Task to complete.
Leaving out all images, write out the records that follow exactly.
----------
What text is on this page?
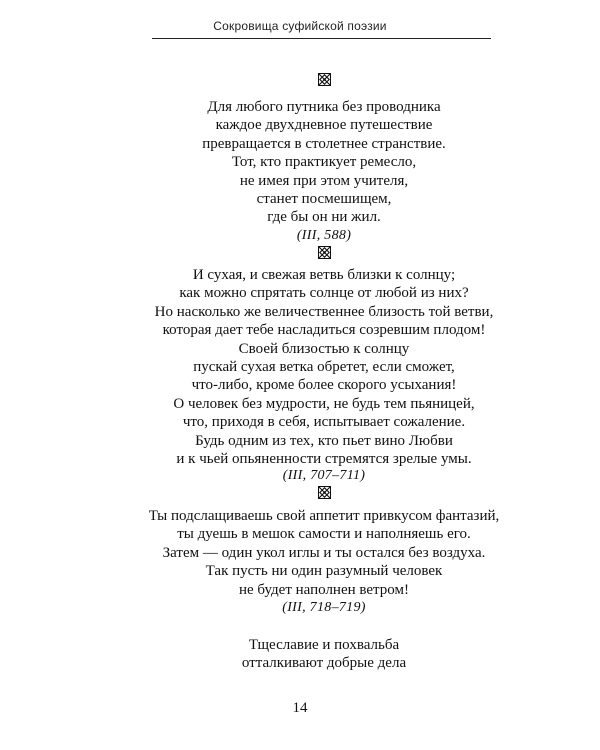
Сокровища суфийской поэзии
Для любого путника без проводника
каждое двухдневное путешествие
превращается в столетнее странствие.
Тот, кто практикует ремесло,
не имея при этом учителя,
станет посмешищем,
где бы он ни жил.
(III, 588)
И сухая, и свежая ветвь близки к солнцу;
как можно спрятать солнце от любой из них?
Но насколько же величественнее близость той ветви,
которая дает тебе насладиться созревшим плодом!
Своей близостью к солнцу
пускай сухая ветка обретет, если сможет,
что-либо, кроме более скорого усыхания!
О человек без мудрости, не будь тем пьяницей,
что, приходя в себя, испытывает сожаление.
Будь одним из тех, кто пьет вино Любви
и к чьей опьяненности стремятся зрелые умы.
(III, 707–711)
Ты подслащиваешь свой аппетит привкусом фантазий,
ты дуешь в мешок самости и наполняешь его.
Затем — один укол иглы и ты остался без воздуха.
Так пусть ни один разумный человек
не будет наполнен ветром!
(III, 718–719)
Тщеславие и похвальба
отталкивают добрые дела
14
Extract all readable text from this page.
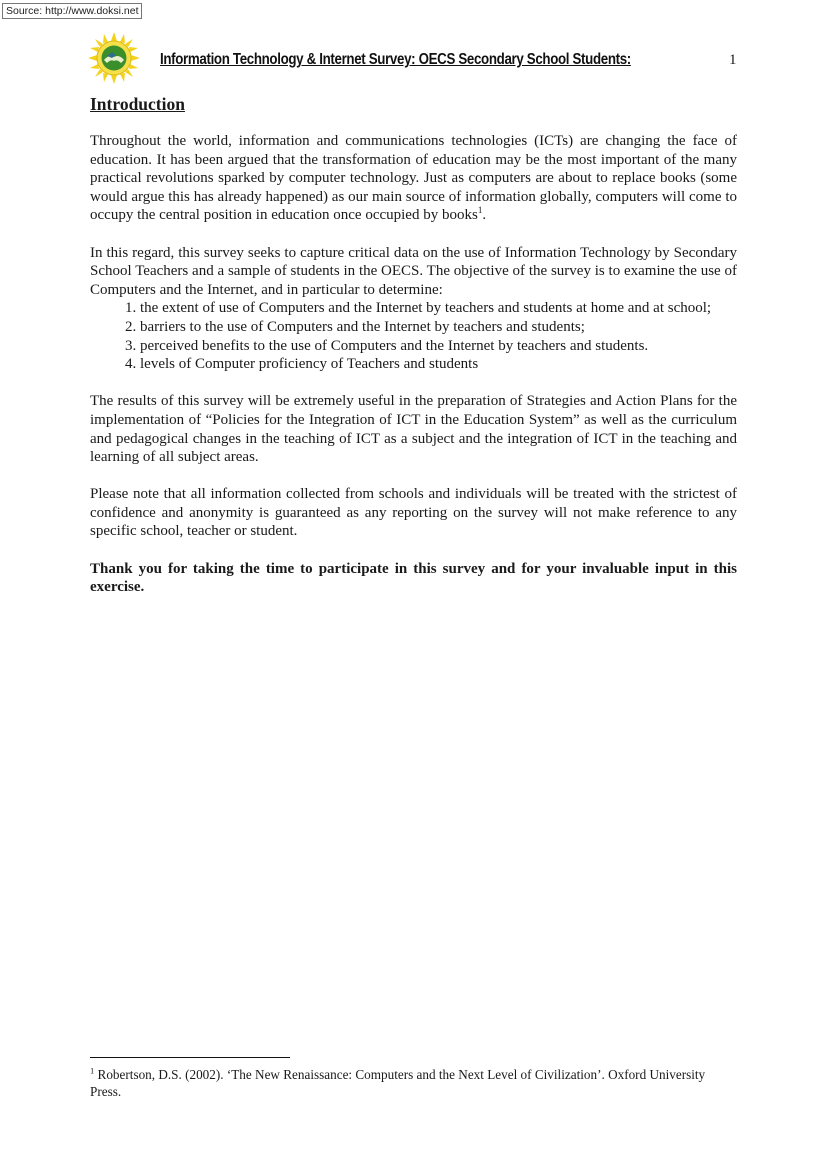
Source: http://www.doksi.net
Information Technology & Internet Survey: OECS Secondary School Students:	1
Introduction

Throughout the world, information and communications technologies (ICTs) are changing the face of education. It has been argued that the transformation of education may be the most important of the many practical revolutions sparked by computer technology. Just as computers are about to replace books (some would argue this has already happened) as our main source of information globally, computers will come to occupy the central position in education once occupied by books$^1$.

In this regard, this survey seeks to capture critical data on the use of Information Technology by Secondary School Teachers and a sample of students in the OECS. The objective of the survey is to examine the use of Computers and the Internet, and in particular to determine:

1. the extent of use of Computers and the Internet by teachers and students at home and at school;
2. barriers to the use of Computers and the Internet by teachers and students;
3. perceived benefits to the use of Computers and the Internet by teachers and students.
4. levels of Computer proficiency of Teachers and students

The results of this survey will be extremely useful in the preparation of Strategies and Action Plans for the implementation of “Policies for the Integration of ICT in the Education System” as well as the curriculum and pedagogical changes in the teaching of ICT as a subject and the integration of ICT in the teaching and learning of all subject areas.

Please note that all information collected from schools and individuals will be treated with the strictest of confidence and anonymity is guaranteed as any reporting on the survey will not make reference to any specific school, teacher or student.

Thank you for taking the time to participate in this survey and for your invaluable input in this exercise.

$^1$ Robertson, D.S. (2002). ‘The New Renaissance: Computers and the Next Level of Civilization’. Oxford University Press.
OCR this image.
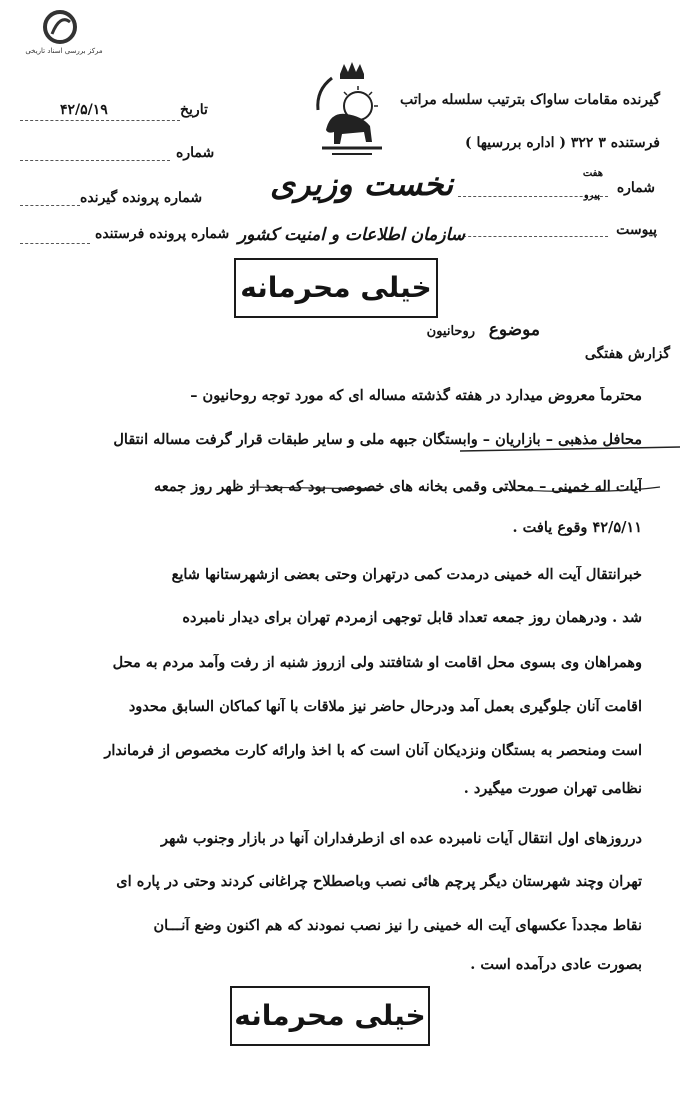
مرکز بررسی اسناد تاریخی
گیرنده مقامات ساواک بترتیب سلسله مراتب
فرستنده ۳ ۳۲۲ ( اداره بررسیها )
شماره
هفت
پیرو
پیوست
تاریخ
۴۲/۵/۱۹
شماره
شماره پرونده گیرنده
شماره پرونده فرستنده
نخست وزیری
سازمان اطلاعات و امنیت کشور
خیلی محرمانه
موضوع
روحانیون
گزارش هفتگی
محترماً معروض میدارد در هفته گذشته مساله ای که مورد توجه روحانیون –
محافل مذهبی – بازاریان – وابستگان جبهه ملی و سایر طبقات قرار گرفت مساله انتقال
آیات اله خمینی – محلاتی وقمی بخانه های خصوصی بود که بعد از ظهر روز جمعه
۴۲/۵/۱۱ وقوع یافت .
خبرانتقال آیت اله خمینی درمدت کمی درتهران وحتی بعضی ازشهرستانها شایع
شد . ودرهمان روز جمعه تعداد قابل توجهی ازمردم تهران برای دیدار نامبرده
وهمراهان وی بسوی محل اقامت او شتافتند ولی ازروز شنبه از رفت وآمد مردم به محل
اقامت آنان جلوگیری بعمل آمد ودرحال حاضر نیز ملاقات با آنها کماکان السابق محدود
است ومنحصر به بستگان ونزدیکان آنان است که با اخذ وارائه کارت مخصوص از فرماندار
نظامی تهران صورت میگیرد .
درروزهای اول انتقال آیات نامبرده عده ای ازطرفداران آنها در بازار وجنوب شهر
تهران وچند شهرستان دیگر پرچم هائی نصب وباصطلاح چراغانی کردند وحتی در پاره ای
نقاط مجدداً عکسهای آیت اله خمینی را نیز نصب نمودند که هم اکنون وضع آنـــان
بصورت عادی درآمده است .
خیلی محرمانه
----------
Reply to the exercise.
What text is on this page?
Сокровища суфийской поэзии
Для любого путника без проводника
каждое двухдневное путешествие
превращается в столетнее странствие.
Тот, кто практикует ремесло,
не имея при этом учителя,
станет посмешищем,
где бы он ни жил.
(III, 588)
И сухая, и свежая ветвь близки к солнцу;
как можно спрятать солнце от любой из них?
Но насколько же величественнее близость той ветви,
которая дает тебе насладиться созревшим плодом!
Своей близостью к солнцу
пускай сухая ветка обретет, если сможет,
что-либо, кроме более скорого усыхания!
О человек без мудрости, не будь тем пьяницей,
что, приходя в себя, испытывает сожаление.
Будь одним из тех, кто пьет вино Любви
и к чьей опьяненности стремятся зрелые умы.
(III, 707–711)
Ты подслащиваешь свой аппетит привкусом фантазий,
ты дуешь в мешок самости и наполняешь его.
Затем — один укол иглы и ты остался без воздуха.
Так пусть ни один разумный человек
не будет наполнен ветром!
(III, 718–719)
Тщеславие и похвальба
отталкивают добрые дела
14
Extract all readable text from this page.
Source: http://www.doksi.net
Information Technology & Internet Survey: OECS Secondary School Students:	1
Introduction

Throughout the world, information and communications technologies (ICTs) are changing the face of education. It has been argued that the transformation of education may be the most important of the many practical revolutions sparked by computer technology. Just as computers are about to replace books (some would argue this has already happened) as our main source of information globally, computers will come to occupy the central position in education once occupied by books$^1$.

In this regard, this survey seeks to capture critical data on the use of Information Technology by Secondary School Teachers and a sample of students in the OECS. The objective of the survey is to examine the use of Computers and the Internet, and in particular to determine:

1. the extent of use of Computers and the Internet by teachers and students at home and at school;
2. barriers to the use of Computers and the Internet by teachers and students;
3. perceived benefits to the use of Computers and the Internet by teachers and students.
4. levels of Computer proficiency of Teachers and students

The results of this survey will be extremely useful in the preparation of Strategies and Action Plans for the implementation of “Policies for the Integration of ICT in the Education System” as well as the curriculum and pedagogical changes in the teaching of ICT as a subject and the integration of ICT in the teaching and learning of all subject areas.

Please note that all information collected from schools and individuals will be treated with the strictest of confidence and anonymity is guaranteed as any reporting on the survey will not make reference to any specific school, teacher or student.

Thank you for taking the time to participate in this survey and for your invaluable input in this exercise.

$^1$ Robertson, D.S. (2002). ‘The New Renaissance: Computers and the Next Level of Civilization’. Oxford University Press.
OCR this image.
مرکز بررسی اسناد تاریخی
گیرنده مقامات ساواک بترتیب سلسله مراتب
فرستنده ۳ ۳۲۲ ( اداره بررسیها )
شماره
هفت
پیرو
پیوست
تاریخ
۴۲/۵/۱۹
شماره
شماره پرونده گیرنده
شماره پرونده فرستنده
نخست وزیری
سازمان اطلاعات و امنیت کشور
خیلی محرمانه
موضوع
روحانیون
گزارش هفتگی
محترماً معروض میدارد در هفته گذشته مساله ای که مورد توجه روحانیون –
محافل مذهبی – بازاریان – وابستگان جبهه ملی و سایر طبقات قرار گرفت مساله انتقال
آیات اله خمینی – محلاتی وقمی بخانه های خصوصی بود که بعد از ظهر روز جمعه
۴۲/۵/۱۱ وقوع یافت .
خبرانتقال آیت اله خمینی درمدت کمی درتهران وحتی بعضی ازشهرستانها شایع
شد . ودرهمان روز جمعه تعداد قابل توجهی ازمردم تهران برای دیدار نامبرده
وهمراهان وی بسوی محل اقامت او شتافتند ولی ازروز شنبه از رفت وآمد مردم به محل
اقامت آنان جلوگیری بعمل آمد ودرحال حاضر نیز ملاقات با آنها کماکان السابق محدود
است ومنحصر به بستگان ونزدیکان آنان است که با اخذ وارائه کارت مخصوص از فرماندار
نظامی تهران صورت میگیرد .
درروزهای اول انتقال آیات نامبرده عده ای ازطرفداران آنها در بازار وجنوب شهر
تهران وچند شهرستان دیگر پرچم هائی نصب وباصطلاح چراغانی کردند وحتی در پاره ای
نقاط مجدداً عکسهای آیت اله خمینی را نیز نصب نمودند که هم اکنون وضع آنـــان
بصورت عادی درآمده است .
خیلی محرمانه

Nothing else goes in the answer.